● **Work to complete**: Return every line below as is, leaving out the pictures.

++++ Supplied data ++++

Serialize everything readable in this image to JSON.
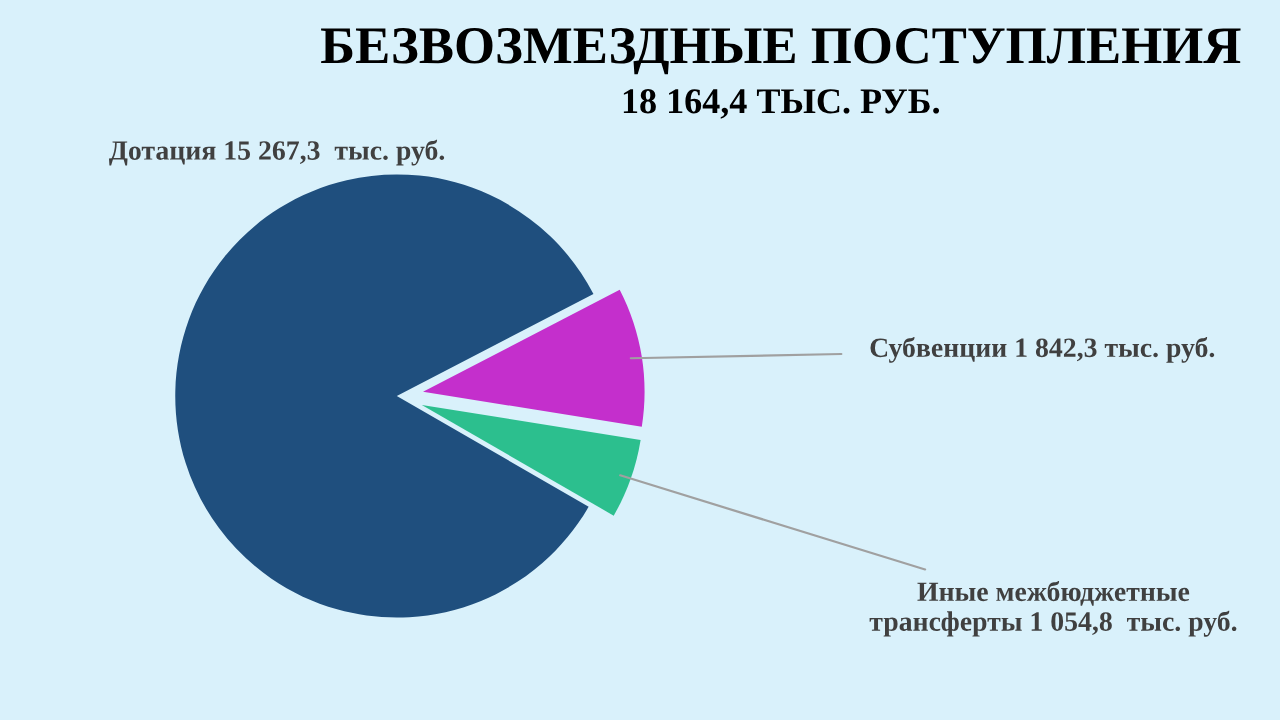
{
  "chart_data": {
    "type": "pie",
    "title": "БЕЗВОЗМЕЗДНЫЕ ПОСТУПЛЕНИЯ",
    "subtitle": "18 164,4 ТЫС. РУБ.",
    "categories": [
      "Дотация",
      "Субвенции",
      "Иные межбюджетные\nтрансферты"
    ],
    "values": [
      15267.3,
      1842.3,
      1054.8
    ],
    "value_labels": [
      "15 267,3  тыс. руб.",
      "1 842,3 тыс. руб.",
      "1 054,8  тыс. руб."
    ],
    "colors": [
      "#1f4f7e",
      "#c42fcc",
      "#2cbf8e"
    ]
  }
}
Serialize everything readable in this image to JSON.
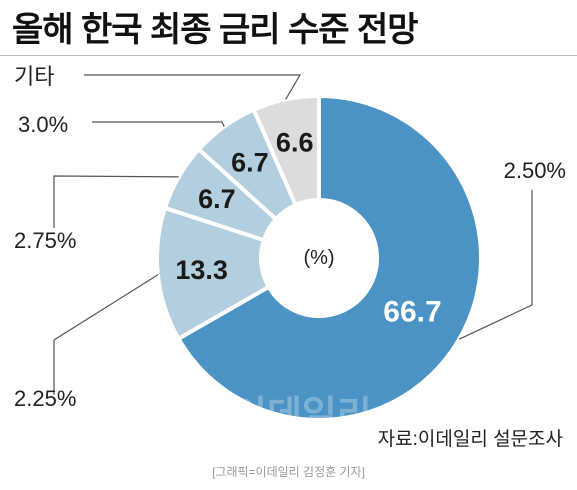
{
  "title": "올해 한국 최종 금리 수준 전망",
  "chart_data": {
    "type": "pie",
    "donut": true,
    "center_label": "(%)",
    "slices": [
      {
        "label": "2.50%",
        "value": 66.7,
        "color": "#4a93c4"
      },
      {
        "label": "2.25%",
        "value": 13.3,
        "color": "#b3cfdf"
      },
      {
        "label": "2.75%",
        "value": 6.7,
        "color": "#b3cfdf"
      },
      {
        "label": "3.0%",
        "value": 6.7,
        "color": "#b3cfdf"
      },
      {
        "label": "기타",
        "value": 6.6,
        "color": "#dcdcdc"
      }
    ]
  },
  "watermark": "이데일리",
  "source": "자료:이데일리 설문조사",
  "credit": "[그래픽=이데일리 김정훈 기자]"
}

++++

● **Expected output**:
Serialize everything readable in this image to JSON.
{
  "chart_data": {
    "type": "pie",
    "title": "БЕЗВОЗМЕЗДНЫЕ ПОСТУПЛЕНИЯ",
    "subtitle": "18 164,4 ТЫС. РУБ.",
    "categories": [
      "Дотация",
      "Субвенции",
      "Иные межбюджетные\nтрансферты"
    ],
    "values": [
      15267.3,
      1842.3,
      1054.8
    ],
    "value_labels": [
      "15 267,3  тыс. руб.",
      "1 842,3 тыс. руб.",
      "1 054,8  тыс. руб."
    ],
    "colors": [
      "#1f4f7e",
      "#c42fcc",
      "#2cbf8e"
    ]
  }
}
Serialize everything readable in this image to JSON.
{
  "title": "올해 한국 최종 금리 수준 전망",
  "chart_data": {
    "type": "pie",
    "donut": true,
    "center_label": "(%)",
    "slices": [
      {
        "label": "2.50%",
        "value": 66.7,
        "color": "#4a93c4"
      },
      {
        "label": "2.25%",
        "value": 13.3,
        "color": "#b3cfdf"
      },
      {
        "label": "2.75%",
        "value": 6.7,
        "color": "#b3cfdf"
      },
      {
        "label": "3.0%",
        "value": 6.7,
        "color": "#b3cfdf"
      },
      {
        "label": "기타",
        "value": 6.6,
        "color": "#dcdcdc"
      }
    ]
  },
  "watermark": "이데일리",
  "source": "자료:이데일리 설문조사",
  "credit": "[그래픽=이데일리 김정훈 기자]"
}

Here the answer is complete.